[Instructions to follow] Within the material below, find each line bearing the word "SULLIVAN" and present it.

[Provided records]
########################################
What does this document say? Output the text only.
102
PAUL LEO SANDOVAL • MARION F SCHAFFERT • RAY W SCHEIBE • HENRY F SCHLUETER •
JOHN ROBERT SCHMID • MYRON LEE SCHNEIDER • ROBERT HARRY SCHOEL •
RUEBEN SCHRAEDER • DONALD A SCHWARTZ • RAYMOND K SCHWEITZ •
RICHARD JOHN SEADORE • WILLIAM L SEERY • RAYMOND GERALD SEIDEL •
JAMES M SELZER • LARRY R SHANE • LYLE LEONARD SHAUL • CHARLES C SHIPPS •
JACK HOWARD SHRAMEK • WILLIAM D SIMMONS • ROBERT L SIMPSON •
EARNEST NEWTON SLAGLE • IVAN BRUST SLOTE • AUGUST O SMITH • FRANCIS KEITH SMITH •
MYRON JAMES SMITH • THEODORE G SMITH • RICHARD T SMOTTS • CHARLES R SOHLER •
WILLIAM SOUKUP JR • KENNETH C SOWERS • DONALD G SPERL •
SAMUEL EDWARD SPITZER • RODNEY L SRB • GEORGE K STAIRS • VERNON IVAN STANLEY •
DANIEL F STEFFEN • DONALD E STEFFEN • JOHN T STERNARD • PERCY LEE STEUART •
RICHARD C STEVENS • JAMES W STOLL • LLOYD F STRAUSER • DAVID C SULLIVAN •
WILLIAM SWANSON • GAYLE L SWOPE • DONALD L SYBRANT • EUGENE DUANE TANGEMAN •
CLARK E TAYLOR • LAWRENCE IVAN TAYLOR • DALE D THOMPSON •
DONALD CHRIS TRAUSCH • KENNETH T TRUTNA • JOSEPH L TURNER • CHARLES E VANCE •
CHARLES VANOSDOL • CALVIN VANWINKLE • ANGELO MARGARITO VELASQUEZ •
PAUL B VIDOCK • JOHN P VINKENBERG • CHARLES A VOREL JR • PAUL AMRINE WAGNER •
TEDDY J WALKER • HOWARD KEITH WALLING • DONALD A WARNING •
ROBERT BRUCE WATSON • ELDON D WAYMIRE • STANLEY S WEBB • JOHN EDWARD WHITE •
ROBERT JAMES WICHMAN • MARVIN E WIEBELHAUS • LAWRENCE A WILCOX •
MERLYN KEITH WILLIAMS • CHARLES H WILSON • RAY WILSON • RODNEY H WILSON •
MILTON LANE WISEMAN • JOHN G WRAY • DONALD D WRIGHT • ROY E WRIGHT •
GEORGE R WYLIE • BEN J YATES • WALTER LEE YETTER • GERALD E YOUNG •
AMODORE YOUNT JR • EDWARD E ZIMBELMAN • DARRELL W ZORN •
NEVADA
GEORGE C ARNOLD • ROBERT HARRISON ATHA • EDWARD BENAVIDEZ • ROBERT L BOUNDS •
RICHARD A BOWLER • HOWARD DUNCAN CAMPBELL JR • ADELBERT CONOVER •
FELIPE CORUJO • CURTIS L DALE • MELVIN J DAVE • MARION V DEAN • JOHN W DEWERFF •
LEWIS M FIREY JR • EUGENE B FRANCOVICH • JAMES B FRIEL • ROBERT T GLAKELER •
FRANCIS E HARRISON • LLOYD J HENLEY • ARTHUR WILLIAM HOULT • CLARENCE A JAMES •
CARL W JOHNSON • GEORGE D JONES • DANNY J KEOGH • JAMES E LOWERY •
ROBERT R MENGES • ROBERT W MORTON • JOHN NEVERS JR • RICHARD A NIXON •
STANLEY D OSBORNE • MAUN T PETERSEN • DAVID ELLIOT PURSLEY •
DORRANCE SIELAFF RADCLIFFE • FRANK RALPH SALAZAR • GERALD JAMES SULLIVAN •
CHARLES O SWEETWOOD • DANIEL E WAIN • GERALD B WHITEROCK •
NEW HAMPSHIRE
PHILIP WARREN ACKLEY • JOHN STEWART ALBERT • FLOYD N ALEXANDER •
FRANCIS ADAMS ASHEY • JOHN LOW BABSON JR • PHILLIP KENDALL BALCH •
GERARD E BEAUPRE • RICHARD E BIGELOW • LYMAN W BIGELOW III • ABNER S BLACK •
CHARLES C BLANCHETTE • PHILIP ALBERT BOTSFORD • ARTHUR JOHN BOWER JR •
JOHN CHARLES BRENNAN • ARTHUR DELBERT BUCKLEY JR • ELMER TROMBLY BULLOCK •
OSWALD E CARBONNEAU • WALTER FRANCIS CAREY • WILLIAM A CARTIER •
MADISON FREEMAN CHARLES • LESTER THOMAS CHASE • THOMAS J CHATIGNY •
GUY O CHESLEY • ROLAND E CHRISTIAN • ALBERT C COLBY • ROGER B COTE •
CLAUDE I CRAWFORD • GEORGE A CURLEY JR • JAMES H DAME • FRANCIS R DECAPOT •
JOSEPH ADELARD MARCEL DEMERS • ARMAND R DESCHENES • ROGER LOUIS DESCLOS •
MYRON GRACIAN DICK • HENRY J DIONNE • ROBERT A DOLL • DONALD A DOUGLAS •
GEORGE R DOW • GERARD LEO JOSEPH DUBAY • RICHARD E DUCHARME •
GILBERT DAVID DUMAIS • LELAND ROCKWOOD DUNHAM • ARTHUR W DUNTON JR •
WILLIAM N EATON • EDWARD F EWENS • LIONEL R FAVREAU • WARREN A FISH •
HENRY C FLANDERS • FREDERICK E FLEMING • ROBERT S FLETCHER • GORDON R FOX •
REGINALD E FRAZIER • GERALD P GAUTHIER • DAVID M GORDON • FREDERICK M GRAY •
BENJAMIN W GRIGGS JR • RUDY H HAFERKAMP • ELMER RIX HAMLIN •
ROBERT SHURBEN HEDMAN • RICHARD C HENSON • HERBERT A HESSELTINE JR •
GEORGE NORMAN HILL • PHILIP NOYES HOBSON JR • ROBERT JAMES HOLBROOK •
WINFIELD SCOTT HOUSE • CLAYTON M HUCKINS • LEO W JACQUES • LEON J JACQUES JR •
########################################
[Expected answer]
RICHARD C STEVENS • JAMES W STOLL • LLOYD F STRAUSER • DAVID C SULLIVAN •
DORRANCE SIELAFF RADCLIFFE • FRANK RALPH SALAZAR • GERALD JAMES SULLIVAN •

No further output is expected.